**WHAT NEEDS TO BE DONE**
Transcribe every line, keeping it exact.

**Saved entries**

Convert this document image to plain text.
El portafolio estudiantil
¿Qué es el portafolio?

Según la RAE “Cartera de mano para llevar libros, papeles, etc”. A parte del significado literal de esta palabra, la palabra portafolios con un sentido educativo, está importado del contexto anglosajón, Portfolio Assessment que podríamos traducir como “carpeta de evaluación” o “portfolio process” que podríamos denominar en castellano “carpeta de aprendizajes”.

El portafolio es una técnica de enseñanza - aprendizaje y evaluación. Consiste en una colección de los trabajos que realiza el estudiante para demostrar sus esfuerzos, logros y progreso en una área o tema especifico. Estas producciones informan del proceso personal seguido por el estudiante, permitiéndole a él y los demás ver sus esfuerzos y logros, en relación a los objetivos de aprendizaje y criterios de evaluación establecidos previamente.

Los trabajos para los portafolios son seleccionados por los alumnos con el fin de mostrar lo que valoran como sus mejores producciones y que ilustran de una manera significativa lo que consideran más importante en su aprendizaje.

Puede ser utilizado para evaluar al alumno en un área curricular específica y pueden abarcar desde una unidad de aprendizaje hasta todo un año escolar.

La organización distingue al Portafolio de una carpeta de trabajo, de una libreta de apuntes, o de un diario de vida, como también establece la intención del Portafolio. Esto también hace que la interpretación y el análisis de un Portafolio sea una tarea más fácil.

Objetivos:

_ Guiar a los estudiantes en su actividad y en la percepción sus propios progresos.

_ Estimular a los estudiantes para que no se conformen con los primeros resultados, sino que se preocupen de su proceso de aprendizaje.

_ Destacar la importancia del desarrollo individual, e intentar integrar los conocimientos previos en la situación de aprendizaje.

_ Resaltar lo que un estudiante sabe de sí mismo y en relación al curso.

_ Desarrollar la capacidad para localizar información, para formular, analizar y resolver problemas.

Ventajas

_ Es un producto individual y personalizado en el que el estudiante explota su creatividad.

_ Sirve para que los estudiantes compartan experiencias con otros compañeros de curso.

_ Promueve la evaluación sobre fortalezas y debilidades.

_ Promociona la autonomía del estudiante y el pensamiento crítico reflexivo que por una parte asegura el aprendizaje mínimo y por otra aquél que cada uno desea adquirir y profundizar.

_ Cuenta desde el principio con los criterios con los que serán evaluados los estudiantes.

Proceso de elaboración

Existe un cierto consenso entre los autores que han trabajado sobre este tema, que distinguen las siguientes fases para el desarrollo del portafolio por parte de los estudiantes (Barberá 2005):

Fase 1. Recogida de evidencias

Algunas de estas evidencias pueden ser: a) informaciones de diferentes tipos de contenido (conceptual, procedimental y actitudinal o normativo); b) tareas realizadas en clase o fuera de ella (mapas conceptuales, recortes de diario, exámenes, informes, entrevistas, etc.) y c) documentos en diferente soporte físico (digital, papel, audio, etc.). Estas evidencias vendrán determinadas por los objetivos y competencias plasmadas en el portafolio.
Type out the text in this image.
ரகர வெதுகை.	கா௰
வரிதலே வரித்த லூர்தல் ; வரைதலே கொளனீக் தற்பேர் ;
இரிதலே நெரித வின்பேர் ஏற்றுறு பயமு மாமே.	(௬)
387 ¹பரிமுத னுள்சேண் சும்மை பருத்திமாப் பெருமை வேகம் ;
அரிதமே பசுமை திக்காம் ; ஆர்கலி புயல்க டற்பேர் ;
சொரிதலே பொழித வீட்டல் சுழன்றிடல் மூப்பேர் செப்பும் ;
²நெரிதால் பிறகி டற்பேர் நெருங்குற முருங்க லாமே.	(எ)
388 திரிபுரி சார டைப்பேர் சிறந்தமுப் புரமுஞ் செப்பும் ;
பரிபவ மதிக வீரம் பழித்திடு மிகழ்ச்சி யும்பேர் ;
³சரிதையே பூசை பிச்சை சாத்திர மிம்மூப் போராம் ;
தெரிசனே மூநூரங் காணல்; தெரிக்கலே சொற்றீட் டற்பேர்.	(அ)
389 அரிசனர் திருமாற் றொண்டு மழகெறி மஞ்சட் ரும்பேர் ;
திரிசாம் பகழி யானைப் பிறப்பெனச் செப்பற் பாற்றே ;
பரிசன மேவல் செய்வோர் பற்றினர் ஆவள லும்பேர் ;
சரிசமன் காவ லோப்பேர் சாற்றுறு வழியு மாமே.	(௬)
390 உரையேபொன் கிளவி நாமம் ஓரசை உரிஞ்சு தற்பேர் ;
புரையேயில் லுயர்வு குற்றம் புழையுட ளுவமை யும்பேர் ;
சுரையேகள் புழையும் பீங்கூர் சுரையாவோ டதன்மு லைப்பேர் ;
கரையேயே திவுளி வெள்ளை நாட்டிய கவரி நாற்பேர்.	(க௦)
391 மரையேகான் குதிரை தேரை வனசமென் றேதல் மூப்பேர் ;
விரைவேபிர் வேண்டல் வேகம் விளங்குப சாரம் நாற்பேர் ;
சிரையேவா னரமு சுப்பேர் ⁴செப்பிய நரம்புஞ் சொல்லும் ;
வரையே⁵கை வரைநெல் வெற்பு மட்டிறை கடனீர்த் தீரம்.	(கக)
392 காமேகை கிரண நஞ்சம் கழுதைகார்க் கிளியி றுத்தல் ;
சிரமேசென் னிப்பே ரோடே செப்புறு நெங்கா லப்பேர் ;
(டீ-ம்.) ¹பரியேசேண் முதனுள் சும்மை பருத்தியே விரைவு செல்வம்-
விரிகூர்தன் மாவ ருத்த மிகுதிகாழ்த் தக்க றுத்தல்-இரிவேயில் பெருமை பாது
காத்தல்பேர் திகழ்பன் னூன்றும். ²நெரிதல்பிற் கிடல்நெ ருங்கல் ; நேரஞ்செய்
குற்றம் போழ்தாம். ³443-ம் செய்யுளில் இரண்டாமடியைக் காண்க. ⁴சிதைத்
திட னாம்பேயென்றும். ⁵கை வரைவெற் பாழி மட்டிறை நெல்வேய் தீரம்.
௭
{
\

**RESULT OF THIS EXERCISE**
Convert this document image to plain text.
El portafolio estudiantil
¿Qué es el portafolio?

Según la RAE “Cartera de mano para llevar libros, papeles, etc”. A parte del significado literal de esta palabra, la palabra portafolios con un sentido educativo, está importado del contexto anglosajón, Portfolio Assessment que podríamos traducir como “carpeta de evaluación” o “portfolio process” que podríamos denominar en castellano “carpeta de aprendizajes”.

El portafolio es una técnica de enseñanza - aprendizaje y evaluación. Consiste en una colección de los trabajos que realiza el estudiante para demostrar sus esfuerzos, logros y progreso en una área o tema especifico. Estas producciones informan del proceso personal seguido por el estudiante, permitiéndole a él y los demás ver sus esfuerzos y logros, en relación a los objetivos de aprendizaje y criterios de evaluación establecidos previamente.

Los trabajos para los portafolios son seleccionados por los alumnos con el fin de mostrar lo que valoran como sus mejores producciones y que ilustran de una manera significativa lo que consideran más importante en su aprendizaje.

Puede ser utilizado para evaluar al alumno en un área curricular específica y pueden abarcar desde una unidad de aprendizaje hasta todo un año escolar.

La organización distingue al Portafolio de una carpeta de trabajo, de una libreta de apuntes, o de un diario de vida, como también establece la intención del Portafolio. Esto también hace que la interpretación y el análisis de un Portafolio sea una tarea más fácil.

Objetivos:

_ Guiar a los estudiantes en su actividad y en la percepción sus propios progresos.

_ Estimular a los estudiantes para que no se conformen con los primeros resultados, sino que se preocupen de su proceso de aprendizaje.

_ Destacar la importancia del desarrollo individual, e intentar integrar los conocimientos previos en la situación de aprendizaje.

_ Resaltar lo que un estudiante sabe de sí mismo y en relación al curso.

_ Desarrollar la capacidad para localizar información, para formular, analizar y resolver problemas.

Ventajas

_ Es un producto individual y personalizado en el que el estudiante explota su creatividad.

_ Sirve para que los estudiantes compartan experiencias con otros compañeros de curso.

_ Promueve la evaluación sobre fortalezas y debilidades.

_ Promociona la autonomía del estudiante y el pensamiento crítico reflexivo que por una parte asegura el aprendizaje mínimo y por otra aquél que cada uno desea adquirir y profundizar.

_ Cuenta desde el principio con los criterios con los que serán evaluados los estudiantes.

Proceso de elaboración

Existe un cierto consenso entre los autores que han trabajado sobre este tema, que distinguen las siguientes fases para el desarrollo del portafolio por parte de los estudiantes (Barberá 2005):

Fase 1. Recogida de evidencias

Algunas de estas evidencias pueden ser: a) informaciones de diferentes tipos de contenido (conceptual, procedimental y actitudinal o normativo); b) tareas realizadas en clase o fuera de ella (mapas conceptuales, recortes de diario, exámenes, informes, entrevistas, etc.) y c) documentos en diferente soporte físico (digital, papel, audio, etc.). Estas evidencias vendrán determinadas por los objetivos y competencias plasmadas en el portafolio.
Type out the text in this image.
ரகர வெதுகை.	கா௰
வரிதலே வரித்த லூர்தல் ; வரைதலே கொளனீக் தற்பேர் ;
இரிதலே நெரித வின்பேர் ஏற்றுறு பயமு மாமே.	(௬)
387 ¹பரிமுத னுள்சேண் சும்மை பருத்திமாப் பெருமை வேகம் ;
அரிதமே பசுமை திக்காம் ; ஆர்கலி புயல்க டற்பேர் ;
சொரிதலே பொழித வீட்டல் சுழன்றிடல் மூப்பேர் செப்பும் ;
²நெரிதால் பிறகி டற்பேர் நெருங்குற முருங்க லாமே.	(எ)
388 திரிபுரி சார டைப்பேர் சிறந்தமுப் புரமுஞ் செப்பும் ;
பரிபவ மதிக வீரம் பழித்திடு மிகழ்ச்சி யும்பேர் ;
³சரிதையே பூசை பிச்சை சாத்திர மிம்மூப் போராம் ;
தெரிசனே மூநூரங் காணல்; தெரிக்கலே சொற்றீட் டற்பேர்.	(அ)
389 அரிசனர் திருமாற் றொண்டு மழகெறி மஞ்சட் ரும்பேர் ;
திரிசாம் பகழி யானைப் பிறப்பெனச் செப்பற் பாற்றே ;
பரிசன மேவல் செய்வோர் பற்றினர் ஆவள லும்பேர் ;
சரிசமன் காவ லோப்பேர் சாற்றுறு வழியு மாமே.	(௬)
390 உரையேபொன் கிளவி நாமம் ஓரசை உரிஞ்சு தற்பேர் ;
புரையேயில் லுயர்வு குற்றம் புழையுட ளுவமை யும்பேர் ;
சுரையேகள் புழையும் பீங்கூர் சுரையாவோ டதன்மு லைப்பேர் ;
கரையேயே திவுளி வெள்ளை நாட்டிய கவரி நாற்பேர்.	(க௦)
391 மரையேகான் குதிரை தேரை வனசமென் றேதல் மூப்பேர் ;
விரைவேபிர் வேண்டல் வேகம் விளங்குப சாரம் நாற்பேர் ;
சிரையேவா னரமு சுப்பேர் ⁴செப்பிய நரம்புஞ் சொல்லும் ;
வரையே⁵கை வரைநெல் வெற்பு மட்டிறை கடனீர்த் தீரம்.	(கக)
392 காமேகை கிரண நஞ்சம் கழுதைகார்க் கிளியி றுத்தல் ;
சிரமேசென் னிப்பே ரோடே செப்புறு நெங்கா லப்பேர் ;
(டீ-ம்.) ¹பரியேசேண் முதனுள் சும்மை பருத்தியே விரைவு செல்வம்-
விரிகூர்தன் மாவ ருத்த மிகுதிகாழ்த் தக்க றுத்தல்-இரிவேயில் பெருமை பாது
காத்தல்பேர் திகழ்பன் னூன்றும். ²நெரிதல்பிற் கிடல்நெ ருங்கல் ; நேரஞ்செய்
குற்றம் போழ்தாம். ³443-ம் செய்யுளில் இரண்டாமடியைக் காண்க. ⁴சிதைத்
திட னாம்பேயென்றும். ⁵கை வரைவெற் பாழி மட்டிறை நெல்வேய் தீரம்.
௭
{
\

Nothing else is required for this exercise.